### Short task
Find how many lines in the material contain "color"; your answer should be that number alone.

Saved entries
::::::::::

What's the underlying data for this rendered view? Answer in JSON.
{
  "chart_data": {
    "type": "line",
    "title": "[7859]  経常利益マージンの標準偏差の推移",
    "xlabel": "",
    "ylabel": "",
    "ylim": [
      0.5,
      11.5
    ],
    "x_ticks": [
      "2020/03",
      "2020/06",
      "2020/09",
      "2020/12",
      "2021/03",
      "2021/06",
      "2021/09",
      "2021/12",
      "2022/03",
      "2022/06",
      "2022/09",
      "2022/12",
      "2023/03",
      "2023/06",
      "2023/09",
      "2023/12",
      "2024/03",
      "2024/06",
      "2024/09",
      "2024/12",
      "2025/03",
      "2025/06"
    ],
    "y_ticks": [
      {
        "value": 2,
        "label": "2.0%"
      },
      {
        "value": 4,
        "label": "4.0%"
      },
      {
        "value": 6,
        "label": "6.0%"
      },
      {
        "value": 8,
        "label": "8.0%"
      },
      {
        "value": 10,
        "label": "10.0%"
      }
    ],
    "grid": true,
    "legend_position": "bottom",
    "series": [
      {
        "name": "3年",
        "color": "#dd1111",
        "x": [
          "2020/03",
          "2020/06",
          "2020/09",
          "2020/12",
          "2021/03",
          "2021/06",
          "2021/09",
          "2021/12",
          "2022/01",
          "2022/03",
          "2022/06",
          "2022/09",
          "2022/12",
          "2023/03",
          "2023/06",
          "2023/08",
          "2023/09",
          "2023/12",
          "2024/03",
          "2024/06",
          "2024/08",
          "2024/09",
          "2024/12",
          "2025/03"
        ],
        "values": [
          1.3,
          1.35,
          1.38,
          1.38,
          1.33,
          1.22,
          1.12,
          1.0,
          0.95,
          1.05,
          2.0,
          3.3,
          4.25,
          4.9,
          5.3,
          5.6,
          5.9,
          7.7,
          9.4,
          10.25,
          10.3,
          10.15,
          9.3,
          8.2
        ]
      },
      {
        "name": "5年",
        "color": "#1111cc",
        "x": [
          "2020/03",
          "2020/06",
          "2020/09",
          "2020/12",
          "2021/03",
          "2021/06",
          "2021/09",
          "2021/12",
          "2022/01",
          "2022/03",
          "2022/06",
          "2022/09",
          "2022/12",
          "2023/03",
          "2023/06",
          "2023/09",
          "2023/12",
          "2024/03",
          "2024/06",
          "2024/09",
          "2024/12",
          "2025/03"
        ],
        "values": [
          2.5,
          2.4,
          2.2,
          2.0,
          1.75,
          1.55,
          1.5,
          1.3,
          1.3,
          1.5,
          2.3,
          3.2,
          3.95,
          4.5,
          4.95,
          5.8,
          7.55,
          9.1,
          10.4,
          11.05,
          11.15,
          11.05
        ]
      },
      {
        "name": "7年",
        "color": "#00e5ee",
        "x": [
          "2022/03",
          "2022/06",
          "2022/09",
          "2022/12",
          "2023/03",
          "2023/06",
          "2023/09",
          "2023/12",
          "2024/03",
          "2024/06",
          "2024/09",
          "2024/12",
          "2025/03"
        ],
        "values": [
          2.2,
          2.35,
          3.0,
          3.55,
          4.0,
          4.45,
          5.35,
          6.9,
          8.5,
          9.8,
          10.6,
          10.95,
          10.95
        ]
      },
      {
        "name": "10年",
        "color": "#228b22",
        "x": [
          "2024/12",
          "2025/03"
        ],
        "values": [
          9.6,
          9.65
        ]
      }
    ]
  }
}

::::::::::

### In response
4